Short problem ::
Look through the lines below and extract each one that contains "Hello".

+++

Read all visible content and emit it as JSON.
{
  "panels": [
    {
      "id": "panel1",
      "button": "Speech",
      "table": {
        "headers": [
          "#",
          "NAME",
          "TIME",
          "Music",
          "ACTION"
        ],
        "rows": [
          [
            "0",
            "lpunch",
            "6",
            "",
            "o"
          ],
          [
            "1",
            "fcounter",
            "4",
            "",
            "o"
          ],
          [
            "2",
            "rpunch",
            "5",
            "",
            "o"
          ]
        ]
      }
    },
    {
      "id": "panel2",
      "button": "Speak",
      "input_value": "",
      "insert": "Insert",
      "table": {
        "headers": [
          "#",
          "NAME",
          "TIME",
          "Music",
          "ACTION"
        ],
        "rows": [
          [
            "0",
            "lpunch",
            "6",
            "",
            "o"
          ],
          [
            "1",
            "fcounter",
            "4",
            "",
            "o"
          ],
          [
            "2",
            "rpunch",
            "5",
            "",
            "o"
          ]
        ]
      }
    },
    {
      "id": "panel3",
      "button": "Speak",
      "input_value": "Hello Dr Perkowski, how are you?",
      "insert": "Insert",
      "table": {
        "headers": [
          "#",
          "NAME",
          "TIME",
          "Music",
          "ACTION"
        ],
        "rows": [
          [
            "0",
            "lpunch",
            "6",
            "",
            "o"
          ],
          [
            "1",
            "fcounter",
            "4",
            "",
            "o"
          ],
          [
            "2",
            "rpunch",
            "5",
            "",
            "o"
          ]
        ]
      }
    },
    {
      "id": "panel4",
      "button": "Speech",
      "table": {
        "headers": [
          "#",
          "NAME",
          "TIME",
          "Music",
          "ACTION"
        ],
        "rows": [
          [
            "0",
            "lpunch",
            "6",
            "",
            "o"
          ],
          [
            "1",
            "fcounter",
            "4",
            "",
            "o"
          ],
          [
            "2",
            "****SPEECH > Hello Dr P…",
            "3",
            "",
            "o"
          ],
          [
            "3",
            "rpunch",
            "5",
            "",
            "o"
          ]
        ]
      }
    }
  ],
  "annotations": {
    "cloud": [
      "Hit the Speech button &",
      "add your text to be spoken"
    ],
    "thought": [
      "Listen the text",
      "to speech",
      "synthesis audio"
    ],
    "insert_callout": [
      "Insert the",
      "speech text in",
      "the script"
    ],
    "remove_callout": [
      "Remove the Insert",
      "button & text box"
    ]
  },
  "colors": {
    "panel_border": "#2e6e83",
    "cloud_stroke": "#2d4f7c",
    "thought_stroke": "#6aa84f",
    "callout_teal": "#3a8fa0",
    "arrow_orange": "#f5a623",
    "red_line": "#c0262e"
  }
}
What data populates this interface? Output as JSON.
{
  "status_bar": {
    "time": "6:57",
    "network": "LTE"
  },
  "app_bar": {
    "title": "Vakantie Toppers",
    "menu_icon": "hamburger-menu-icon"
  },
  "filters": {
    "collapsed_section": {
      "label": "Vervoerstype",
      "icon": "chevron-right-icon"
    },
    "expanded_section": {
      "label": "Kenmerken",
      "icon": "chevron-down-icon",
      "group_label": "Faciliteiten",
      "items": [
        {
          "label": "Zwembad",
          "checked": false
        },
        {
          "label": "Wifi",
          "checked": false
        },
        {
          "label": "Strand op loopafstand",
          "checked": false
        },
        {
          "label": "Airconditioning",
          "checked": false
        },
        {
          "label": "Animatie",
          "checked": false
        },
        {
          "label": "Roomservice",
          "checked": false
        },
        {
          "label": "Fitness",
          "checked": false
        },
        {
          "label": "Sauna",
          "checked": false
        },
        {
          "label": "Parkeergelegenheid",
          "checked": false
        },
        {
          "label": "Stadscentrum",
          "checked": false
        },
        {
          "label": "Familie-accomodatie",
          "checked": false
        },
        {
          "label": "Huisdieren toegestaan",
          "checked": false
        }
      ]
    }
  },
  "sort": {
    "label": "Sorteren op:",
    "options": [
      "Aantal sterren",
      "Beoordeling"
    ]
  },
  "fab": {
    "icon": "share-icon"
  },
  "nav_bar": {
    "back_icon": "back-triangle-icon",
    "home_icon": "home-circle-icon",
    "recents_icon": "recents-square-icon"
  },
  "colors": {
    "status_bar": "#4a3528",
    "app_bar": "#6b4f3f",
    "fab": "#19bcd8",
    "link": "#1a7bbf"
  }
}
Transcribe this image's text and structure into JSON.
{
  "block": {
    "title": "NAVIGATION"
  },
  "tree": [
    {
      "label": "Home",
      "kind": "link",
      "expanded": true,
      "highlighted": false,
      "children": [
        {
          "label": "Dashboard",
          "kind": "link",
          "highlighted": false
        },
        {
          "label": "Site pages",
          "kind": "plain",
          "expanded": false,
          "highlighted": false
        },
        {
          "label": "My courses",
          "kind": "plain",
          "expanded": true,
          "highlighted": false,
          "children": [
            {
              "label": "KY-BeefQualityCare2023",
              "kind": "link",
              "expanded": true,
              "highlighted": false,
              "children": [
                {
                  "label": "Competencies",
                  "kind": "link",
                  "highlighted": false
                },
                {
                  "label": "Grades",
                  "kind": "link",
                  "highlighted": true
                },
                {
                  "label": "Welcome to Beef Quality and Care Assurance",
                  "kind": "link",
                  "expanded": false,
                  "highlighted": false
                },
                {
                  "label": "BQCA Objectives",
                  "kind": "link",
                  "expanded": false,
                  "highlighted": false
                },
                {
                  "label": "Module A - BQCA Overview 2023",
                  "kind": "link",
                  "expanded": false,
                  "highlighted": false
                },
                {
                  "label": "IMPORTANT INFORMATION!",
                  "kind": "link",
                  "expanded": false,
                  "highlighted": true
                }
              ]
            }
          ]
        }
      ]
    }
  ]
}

+++

Completed task ::
      "input_value": "Hello Dr Perkowski, how are you?",
            "****SPEECH > Hello Dr P…",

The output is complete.